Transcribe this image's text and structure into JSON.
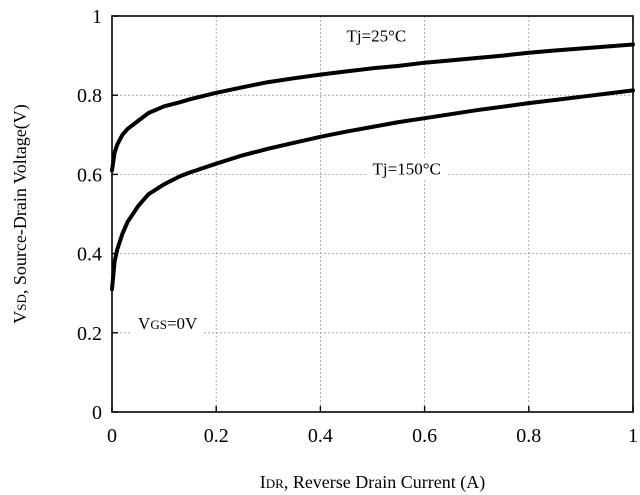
{
  "chart_data": {
    "type": "line",
    "title": "",
    "xlabel": {
      "main": "I",
      "sub": "DR",
      "rest": ", Reverse Drain Current (A)"
    },
    "ylabel": {
      "main": "V",
      "sub": "SD",
      "rest": ", Source-Drain Voltage(V)"
    },
    "xlim": [
      0,
      1
    ],
    "ylim": [
      0,
      1
    ],
    "xticks": [
      0,
      0.2,
      0.4,
      0.6,
      0.8,
      1
    ],
    "yticks": [
      0,
      0.2,
      0.4,
      0.6,
      0.8,
      1
    ],
    "xtick_labels": [
      "0",
      "0.2",
      "0.4",
      "0.6",
      "0.8",
      "1"
    ],
    "ytick_labels": [
      "0",
      "0.2",
      "0.4",
      "0.6",
      "0.8",
      "1"
    ],
    "grid": true,
    "series": [
      {
        "label": "Tj=25°C",
        "x": [
          0,
          0.005,
          0.01,
          0.02,
          0.03,
          0.05,
          0.07,
          0.1,
          0.13,
          0.15,
          0.2,
          0.25,
          0.3,
          0.35,
          0.4,
          0.45,
          0.5,
          0.55,
          0.6,
          0.65,
          0.7,
          0.75,
          0.8,
          0.85,
          0.9,
          0.95,
          1.0
        ],
        "y": [
          0.61,
          0.655,
          0.675,
          0.7,
          0.715,
          0.735,
          0.755,
          0.772,
          0.782,
          0.79,
          0.806,
          0.82,
          0.833,
          0.843,
          0.852,
          0.86,
          0.868,
          0.874,
          0.882,
          0.888,
          0.894,
          0.9,
          0.907,
          0.913,
          0.918,
          0.923,
          0.928
        ]
      },
      {
        "label": "Tj=150°C",
        "x": [
          0,
          0.005,
          0.01,
          0.02,
          0.03,
          0.05,
          0.07,
          0.1,
          0.13,
          0.15,
          0.2,
          0.25,
          0.3,
          0.35,
          0.4,
          0.45,
          0.5,
          0.55,
          0.6,
          0.65,
          0.7,
          0.75,
          0.8,
          0.85,
          0.9,
          0.95,
          1.0
        ],
        "y": [
          0.31,
          0.38,
          0.41,
          0.45,
          0.48,
          0.52,
          0.55,
          0.575,
          0.595,
          0.605,
          0.627,
          0.648,
          0.665,
          0.68,
          0.695,
          0.708,
          0.72,
          0.732,
          0.742,
          0.752,
          0.762,
          0.771,
          0.78,
          0.788,
          0.796,
          0.804,
          0.812
        ]
      }
    ],
    "annotations": [
      {
        "id": "t25",
        "text": "Tj=25°C",
        "x": 0.45,
        "y": 0.935
      },
      {
        "id": "t150",
        "text": "Tj=150°C",
        "x": 0.5,
        "y": 0.6
      },
      {
        "id": "vgs",
        "main": "V",
        "sub": "GS",
        "rest": "=0V",
        "x": 0.05,
        "y": 0.21
      }
    ]
  }
}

________________________________________

# What to work on
Set down all the data again exactly as above, pictures excluded.

# Solution for this task
Transcribe this image's text and structure into JSON.
{
  "chart_data": {
    "type": "line",
    "title": "",
    "xlabel": {
      "main": "I",
      "sub": "DR",
      "rest": ", Reverse Drain Current (A)"
    },
    "ylabel": {
      "main": "V",
      "sub": "SD",
      "rest": ", Source-Drain Voltage(V)"
    },
    "xlim": [
      0,
      1
    ],
    "ylim": [
      0,
      1
    ],
    "xticks": [
      0,
      0.2,
      0.4,
      0.6,
      0.8,
      1
    ],
    "yticks": [
      0,
      0.2,
      0.4,
      0.6,
      0.8,
      1
    ],
    "xtick_labels": [
      "0",
      "0.2",
      "0.4",
      "0.6",
      "0.8",
      "1"
    ],
    "ytick_labels": [
      "0",
      "0.2",
      "0.4",
      "0.6",
      "0.8",
      "1"
    ],
    "grid": true,
    "series": [
      {
        "label": "Tj=25°C",
        "x": [
          0,
          0.005,
          0.01,
          0.02,
          0.03,
          0.05,
          0.07,
          0.1,
          0.13,
          0.15,
          0.2,
          0.25,
          0.3,
          0.35,
          0.4,
          0.45,
          0.5,
          0.55,
          0.6,
          0.65,
          0.7,
          0.75,
          0.8,
          0.85,
          0.9,
          0.95,
          1.0
        ],
        "y": [
          0.61,
          0.655,
          0.675,
          0.7,
          0.715,
          0.735,
          0.755,
          0.772,
          0.782,
          0.79,
          0.806,
          0.82,
          0.833,
          0.843,
          0.852,
          0.86,
          0.868,
          0.874,
          0.882,
          0.888,
          0.894,
          0.9,
          0.907,
          0.913,
          0.918,
          0.923,
          0.928
        ]
      },
      {
        "label": "Tj=150°C",
        "x": [
          0,
          0.005,
          0.01,
          0.02,
          0.03,
          0.05,
          0.07,
          0.1,
          0.13,
          0.15,
          0.2,
          0.25,
          0.3,
          0.35,
          0.4,
          0.45,
          0.5,
          0.55,
          0.6,
          0.65,
          0.7,
          0.75,
          0.8,
          0.85,
          0.9,
          0.95,
          1.0
        ],
        "y": [
          0.31,
          0.38,
          0.41,
          0.45,
          0.48,
          0.52,
          0.55,
          0.575,
          0.595,
          0.605,
          0.627,
          0.648,
          0.665,
          0.68,
          0.695,
          0.708,
          0.72,
          0.732,
          0.742,
          0.752,
          0.762,
          0.771,
          0.78,
          0.788,
          0.796,
          0.804,
          0.812
        ]
      }
    ],
    "annotations": [
      {
        "id": "t25",
        "text": "Tj=25°C",
        "x": 0.45,
        "y": 0.935
      },
      {
        "id": "t150",
        "text": "Tj=150°C",
        "x": 0.5,
        "y": 0.6
      },
      {
        "id": "vgs",
        "main": "V",
        "sub": "GS",
        "rest": "=0V",
        "x": 0.05,
        "y": 0.21
      }
    ]
  }
}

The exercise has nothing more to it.